-- START OF EXTRACTED RECORDS --

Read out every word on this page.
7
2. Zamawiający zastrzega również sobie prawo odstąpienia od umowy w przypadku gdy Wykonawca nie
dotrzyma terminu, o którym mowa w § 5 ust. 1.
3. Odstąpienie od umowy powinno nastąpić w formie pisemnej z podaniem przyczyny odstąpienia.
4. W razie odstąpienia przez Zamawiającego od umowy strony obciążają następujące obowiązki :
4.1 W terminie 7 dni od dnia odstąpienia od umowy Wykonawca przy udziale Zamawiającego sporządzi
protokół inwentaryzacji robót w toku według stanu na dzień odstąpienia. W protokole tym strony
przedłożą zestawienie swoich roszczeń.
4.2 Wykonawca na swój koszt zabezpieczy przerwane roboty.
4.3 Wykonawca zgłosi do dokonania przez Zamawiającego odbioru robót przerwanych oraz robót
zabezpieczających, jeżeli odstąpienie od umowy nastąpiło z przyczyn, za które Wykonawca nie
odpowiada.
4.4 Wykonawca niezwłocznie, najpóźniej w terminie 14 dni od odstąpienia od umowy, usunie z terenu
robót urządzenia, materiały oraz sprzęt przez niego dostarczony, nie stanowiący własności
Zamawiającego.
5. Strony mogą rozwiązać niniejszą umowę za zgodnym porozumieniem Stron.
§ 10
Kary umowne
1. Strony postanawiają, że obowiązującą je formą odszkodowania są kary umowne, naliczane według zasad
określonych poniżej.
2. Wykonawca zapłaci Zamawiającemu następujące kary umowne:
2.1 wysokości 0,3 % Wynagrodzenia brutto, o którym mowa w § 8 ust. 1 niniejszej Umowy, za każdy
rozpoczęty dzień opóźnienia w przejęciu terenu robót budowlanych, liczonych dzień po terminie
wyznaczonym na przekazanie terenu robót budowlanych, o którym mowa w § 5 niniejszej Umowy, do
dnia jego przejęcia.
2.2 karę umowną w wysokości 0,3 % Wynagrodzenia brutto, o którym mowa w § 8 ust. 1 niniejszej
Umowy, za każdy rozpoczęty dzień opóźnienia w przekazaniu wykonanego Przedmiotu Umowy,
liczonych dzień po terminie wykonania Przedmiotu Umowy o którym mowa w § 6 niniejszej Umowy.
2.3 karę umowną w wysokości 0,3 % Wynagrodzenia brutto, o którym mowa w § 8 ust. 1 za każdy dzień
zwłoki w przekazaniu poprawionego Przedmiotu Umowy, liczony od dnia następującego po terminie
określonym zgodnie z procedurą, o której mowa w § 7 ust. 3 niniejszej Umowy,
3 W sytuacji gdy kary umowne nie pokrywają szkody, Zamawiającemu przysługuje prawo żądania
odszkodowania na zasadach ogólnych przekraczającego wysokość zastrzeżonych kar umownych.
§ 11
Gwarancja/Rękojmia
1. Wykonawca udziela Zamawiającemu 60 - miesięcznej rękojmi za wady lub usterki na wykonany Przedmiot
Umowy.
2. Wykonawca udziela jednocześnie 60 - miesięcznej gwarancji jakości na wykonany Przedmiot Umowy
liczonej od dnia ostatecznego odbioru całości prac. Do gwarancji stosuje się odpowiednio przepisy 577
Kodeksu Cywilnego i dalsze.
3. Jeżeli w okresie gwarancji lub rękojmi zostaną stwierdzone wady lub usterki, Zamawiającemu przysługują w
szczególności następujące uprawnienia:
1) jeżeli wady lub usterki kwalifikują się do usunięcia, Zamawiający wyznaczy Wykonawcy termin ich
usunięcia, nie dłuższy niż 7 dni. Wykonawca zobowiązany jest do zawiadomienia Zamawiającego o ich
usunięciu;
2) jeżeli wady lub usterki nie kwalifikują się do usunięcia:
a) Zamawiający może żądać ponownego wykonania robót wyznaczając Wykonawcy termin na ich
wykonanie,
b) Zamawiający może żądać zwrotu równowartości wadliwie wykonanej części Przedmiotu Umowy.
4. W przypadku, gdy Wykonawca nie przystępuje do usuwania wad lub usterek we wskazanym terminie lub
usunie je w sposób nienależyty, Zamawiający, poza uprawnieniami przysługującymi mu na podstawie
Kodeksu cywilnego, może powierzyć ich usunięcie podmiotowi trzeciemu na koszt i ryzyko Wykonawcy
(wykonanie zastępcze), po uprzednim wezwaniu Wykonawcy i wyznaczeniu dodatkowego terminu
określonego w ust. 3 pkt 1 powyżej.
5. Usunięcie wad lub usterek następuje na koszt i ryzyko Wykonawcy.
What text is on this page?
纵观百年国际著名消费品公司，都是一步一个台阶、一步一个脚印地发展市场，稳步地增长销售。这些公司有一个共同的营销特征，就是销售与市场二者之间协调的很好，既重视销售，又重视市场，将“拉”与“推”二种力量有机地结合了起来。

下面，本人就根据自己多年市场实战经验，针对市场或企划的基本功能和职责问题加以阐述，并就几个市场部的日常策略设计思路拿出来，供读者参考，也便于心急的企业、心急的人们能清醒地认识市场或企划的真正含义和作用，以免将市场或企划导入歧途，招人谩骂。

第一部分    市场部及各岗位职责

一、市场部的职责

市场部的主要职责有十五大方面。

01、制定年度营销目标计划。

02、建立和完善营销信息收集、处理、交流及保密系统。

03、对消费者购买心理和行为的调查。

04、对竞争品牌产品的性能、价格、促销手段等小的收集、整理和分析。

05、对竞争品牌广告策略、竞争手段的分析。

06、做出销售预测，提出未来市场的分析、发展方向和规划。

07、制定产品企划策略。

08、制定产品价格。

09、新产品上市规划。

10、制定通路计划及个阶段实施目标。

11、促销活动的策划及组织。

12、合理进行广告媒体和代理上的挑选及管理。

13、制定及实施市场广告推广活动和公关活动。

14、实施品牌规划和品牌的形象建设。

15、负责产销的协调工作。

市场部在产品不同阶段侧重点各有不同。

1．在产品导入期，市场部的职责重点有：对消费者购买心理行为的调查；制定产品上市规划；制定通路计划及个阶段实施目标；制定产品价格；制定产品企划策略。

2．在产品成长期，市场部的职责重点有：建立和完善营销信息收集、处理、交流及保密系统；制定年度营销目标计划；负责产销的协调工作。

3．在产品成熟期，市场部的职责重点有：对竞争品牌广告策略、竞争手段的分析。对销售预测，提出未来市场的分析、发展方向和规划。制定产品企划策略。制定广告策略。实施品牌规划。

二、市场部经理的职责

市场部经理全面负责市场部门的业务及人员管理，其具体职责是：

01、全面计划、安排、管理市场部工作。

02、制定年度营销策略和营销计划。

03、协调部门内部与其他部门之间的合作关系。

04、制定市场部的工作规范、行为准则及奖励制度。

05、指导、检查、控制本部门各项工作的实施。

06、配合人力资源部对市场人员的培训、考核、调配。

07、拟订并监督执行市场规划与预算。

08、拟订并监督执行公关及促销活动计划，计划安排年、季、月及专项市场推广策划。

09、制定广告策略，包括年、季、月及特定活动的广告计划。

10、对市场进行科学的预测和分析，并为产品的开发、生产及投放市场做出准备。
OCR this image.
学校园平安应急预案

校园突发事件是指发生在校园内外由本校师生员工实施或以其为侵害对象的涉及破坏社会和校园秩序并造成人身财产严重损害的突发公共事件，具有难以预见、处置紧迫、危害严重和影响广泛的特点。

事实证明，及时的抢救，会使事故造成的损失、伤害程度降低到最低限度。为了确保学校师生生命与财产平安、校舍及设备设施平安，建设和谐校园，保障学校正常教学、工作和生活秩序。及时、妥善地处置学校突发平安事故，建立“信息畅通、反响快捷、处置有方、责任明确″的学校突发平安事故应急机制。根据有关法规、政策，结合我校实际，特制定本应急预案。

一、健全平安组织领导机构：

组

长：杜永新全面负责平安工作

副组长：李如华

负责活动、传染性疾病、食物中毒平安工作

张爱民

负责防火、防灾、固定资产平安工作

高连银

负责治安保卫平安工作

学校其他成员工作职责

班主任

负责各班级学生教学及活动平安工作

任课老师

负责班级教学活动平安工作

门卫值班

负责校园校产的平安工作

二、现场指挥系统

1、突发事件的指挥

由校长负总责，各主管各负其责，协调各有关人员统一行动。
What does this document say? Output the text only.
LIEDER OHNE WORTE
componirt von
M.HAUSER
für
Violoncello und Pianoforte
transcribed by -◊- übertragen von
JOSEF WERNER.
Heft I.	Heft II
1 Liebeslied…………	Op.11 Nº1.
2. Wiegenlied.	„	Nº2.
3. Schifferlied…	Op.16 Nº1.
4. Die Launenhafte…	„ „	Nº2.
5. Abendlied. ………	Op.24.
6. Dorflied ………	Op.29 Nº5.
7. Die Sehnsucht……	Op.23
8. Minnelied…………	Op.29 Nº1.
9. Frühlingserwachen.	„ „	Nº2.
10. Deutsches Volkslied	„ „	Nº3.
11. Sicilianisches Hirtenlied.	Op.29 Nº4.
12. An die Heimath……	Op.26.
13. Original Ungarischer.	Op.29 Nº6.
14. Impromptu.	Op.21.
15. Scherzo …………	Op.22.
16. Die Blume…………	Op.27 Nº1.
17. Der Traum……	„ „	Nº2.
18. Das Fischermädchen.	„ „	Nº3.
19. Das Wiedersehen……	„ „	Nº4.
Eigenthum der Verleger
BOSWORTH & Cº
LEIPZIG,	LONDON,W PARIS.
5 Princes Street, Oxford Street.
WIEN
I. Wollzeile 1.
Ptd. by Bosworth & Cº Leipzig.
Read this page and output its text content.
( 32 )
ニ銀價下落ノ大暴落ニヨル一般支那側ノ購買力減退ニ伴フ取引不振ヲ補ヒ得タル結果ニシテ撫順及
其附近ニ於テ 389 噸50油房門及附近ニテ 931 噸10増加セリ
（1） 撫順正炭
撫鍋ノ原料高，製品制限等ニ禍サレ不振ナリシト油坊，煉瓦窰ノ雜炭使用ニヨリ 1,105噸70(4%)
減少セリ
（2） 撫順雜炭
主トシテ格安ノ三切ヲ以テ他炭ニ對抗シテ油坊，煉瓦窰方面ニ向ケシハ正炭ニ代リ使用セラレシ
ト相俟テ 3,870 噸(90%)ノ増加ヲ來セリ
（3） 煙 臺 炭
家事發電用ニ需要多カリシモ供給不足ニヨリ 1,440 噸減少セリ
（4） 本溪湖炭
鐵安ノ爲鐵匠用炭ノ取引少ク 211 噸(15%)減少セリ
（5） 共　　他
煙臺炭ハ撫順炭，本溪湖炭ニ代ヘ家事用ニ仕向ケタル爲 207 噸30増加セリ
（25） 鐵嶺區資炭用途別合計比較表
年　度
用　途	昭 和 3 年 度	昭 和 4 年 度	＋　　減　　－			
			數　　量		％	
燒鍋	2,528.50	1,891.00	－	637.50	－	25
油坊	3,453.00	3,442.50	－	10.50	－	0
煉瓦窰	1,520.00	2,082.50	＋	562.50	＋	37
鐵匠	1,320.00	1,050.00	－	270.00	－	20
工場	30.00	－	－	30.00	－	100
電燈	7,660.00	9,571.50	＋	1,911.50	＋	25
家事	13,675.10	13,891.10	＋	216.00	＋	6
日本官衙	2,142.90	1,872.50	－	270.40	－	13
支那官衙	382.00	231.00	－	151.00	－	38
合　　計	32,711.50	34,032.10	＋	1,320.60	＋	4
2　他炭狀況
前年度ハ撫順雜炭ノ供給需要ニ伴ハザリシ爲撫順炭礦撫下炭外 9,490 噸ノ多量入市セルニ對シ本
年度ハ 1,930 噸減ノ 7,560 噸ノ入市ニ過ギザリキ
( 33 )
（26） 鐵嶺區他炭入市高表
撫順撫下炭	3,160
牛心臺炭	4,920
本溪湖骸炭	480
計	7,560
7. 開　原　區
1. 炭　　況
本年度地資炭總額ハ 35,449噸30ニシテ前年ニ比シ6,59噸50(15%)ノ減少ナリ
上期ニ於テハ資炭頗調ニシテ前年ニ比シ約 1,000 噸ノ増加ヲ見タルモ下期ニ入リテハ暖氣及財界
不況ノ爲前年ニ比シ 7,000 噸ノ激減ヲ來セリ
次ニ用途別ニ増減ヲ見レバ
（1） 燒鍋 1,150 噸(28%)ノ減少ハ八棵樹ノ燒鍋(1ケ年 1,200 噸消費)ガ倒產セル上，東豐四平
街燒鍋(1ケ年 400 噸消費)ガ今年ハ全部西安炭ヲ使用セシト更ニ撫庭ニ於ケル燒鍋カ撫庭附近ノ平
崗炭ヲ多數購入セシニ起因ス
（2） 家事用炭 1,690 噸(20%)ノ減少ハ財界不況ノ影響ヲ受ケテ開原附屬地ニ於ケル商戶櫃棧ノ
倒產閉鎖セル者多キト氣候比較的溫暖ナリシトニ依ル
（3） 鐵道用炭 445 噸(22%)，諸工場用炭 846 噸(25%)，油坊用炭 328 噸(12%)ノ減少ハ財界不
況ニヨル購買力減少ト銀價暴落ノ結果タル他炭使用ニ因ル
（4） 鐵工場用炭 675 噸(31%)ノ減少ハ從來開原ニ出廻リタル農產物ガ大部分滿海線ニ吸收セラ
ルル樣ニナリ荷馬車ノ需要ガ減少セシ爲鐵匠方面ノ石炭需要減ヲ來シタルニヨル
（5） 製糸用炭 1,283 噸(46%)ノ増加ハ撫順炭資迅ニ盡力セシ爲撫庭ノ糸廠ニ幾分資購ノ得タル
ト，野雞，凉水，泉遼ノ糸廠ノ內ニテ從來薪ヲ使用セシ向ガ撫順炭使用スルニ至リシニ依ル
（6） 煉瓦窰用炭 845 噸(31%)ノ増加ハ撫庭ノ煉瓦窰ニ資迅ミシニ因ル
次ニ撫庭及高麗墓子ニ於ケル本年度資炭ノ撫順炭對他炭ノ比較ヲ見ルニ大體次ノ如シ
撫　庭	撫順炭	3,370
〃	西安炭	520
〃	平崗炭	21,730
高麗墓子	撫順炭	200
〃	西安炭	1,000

-- END OF EXTRACTED RECORDS --

REQUIRED WORK: Find the lines above that include the string "What" and copy them.

SOLUTION FOR THIS TASK:
What text is on this page?
What does this document say? Output the text only.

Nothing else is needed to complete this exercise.